Working data:

— start —

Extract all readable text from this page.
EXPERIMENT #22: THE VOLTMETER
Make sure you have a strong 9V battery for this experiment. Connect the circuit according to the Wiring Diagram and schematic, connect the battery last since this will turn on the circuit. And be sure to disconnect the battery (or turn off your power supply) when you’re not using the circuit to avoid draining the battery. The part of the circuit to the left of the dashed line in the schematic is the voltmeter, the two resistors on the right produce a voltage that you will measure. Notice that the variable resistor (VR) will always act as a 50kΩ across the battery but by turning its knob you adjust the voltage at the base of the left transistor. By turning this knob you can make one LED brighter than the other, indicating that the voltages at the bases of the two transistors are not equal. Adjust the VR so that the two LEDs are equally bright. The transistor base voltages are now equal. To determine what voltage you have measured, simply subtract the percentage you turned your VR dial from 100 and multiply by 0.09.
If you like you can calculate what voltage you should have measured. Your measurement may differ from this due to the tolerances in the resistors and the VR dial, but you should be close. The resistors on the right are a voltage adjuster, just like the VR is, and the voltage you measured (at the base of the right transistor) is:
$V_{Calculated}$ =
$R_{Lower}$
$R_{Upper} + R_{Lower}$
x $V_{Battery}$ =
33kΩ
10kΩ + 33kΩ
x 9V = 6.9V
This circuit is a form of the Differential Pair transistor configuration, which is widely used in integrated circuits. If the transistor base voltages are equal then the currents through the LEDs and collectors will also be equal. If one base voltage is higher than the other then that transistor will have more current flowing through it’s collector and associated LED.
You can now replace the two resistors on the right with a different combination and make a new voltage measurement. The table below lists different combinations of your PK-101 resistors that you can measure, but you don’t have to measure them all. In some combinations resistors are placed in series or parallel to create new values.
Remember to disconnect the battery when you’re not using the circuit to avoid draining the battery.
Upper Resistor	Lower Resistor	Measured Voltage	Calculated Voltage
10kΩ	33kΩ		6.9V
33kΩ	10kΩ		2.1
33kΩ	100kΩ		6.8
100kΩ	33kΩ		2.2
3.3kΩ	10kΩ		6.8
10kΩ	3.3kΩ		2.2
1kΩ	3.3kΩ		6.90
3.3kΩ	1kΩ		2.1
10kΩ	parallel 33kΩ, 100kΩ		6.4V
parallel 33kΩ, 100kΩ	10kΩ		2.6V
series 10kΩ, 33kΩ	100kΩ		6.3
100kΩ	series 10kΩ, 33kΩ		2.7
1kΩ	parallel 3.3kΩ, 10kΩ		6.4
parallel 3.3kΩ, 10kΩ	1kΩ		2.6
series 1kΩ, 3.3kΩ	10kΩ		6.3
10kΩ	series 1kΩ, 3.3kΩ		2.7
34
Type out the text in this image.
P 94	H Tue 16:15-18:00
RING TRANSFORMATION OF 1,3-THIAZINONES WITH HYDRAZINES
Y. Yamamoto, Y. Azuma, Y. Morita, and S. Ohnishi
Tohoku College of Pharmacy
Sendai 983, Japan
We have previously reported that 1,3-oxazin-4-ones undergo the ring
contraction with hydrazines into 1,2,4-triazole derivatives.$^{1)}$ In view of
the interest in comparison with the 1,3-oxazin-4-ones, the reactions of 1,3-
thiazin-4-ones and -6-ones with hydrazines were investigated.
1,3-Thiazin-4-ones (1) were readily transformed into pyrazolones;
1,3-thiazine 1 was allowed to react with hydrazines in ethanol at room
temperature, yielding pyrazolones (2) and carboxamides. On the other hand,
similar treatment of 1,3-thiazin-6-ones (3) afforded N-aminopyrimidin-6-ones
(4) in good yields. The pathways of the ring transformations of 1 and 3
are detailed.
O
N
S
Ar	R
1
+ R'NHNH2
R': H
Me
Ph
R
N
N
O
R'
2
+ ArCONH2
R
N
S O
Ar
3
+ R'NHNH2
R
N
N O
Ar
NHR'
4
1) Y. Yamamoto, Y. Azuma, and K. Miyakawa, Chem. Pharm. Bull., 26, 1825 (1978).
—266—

— end —

Directions: Give only the count of lines in the data that include the string "text".

Exercise output: 2